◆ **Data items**
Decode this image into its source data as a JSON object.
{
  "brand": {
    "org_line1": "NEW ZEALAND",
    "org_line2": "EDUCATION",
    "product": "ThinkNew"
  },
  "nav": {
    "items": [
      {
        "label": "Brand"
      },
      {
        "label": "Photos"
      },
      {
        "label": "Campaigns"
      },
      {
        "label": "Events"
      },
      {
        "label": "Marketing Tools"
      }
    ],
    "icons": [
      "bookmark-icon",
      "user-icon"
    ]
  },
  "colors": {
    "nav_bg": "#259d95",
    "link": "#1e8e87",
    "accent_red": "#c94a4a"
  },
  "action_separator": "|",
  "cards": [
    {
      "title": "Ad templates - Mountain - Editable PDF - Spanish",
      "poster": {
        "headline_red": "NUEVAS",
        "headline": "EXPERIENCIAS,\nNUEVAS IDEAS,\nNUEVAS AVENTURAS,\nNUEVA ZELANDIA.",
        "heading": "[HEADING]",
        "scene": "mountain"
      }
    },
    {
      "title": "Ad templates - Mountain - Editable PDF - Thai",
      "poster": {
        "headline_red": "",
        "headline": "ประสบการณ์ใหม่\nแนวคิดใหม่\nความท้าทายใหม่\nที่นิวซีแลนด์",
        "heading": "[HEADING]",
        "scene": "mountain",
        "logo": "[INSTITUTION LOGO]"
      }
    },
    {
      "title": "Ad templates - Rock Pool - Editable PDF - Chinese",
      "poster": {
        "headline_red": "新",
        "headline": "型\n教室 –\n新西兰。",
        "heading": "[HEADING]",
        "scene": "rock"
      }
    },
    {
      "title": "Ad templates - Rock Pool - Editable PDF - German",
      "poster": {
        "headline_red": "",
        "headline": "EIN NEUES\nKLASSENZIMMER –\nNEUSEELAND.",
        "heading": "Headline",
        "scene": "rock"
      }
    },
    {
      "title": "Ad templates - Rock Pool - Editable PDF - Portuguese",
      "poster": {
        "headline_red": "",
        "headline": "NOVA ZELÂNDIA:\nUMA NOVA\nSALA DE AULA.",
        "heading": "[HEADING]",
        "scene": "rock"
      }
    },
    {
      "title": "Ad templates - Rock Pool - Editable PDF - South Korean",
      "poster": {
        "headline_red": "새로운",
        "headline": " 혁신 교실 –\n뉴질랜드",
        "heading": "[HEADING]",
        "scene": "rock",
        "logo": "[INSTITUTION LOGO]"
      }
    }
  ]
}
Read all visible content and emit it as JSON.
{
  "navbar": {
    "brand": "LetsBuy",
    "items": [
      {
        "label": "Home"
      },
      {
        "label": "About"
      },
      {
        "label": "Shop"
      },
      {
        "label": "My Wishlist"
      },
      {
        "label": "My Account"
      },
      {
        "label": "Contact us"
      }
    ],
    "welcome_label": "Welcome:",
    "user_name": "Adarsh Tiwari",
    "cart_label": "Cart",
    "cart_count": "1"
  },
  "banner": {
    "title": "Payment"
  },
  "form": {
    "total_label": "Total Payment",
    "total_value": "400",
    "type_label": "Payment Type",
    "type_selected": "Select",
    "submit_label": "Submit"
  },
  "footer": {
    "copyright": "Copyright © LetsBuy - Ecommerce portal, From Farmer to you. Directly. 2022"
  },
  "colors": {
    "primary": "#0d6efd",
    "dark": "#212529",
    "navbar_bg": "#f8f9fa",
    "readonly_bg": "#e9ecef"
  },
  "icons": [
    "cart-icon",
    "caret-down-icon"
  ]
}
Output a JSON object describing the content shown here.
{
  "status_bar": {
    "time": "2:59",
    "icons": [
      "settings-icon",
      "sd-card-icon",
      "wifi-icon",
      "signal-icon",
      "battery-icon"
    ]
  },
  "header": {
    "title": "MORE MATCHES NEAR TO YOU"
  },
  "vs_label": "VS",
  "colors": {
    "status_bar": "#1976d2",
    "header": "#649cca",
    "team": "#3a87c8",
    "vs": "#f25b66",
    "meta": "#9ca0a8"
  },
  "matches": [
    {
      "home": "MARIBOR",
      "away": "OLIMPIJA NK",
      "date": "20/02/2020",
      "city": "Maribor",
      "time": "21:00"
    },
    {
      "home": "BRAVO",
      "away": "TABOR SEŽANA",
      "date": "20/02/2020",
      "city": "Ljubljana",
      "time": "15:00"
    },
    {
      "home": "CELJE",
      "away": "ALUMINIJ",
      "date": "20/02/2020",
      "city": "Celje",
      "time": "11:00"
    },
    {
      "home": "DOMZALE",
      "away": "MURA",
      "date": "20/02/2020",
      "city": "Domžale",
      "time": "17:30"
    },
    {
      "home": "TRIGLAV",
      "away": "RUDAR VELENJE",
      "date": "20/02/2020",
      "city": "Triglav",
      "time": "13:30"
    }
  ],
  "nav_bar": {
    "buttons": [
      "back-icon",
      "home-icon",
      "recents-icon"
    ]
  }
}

◆ **Brief**
Pull every line containing the word "Pool" out of the material and copy it.

◆ **Answer below**
      "title": "Ad templates - Rock Pool - Editable PDF - Chinese",
      "title": "Ad templates - Rock Pool - Editable PDF - German",
      "title": "Ad templates - Rock Pool - Editable PDF - Portuguese",
      "title": "Ad templates - Rock Pool - Editable PDF - South Korean",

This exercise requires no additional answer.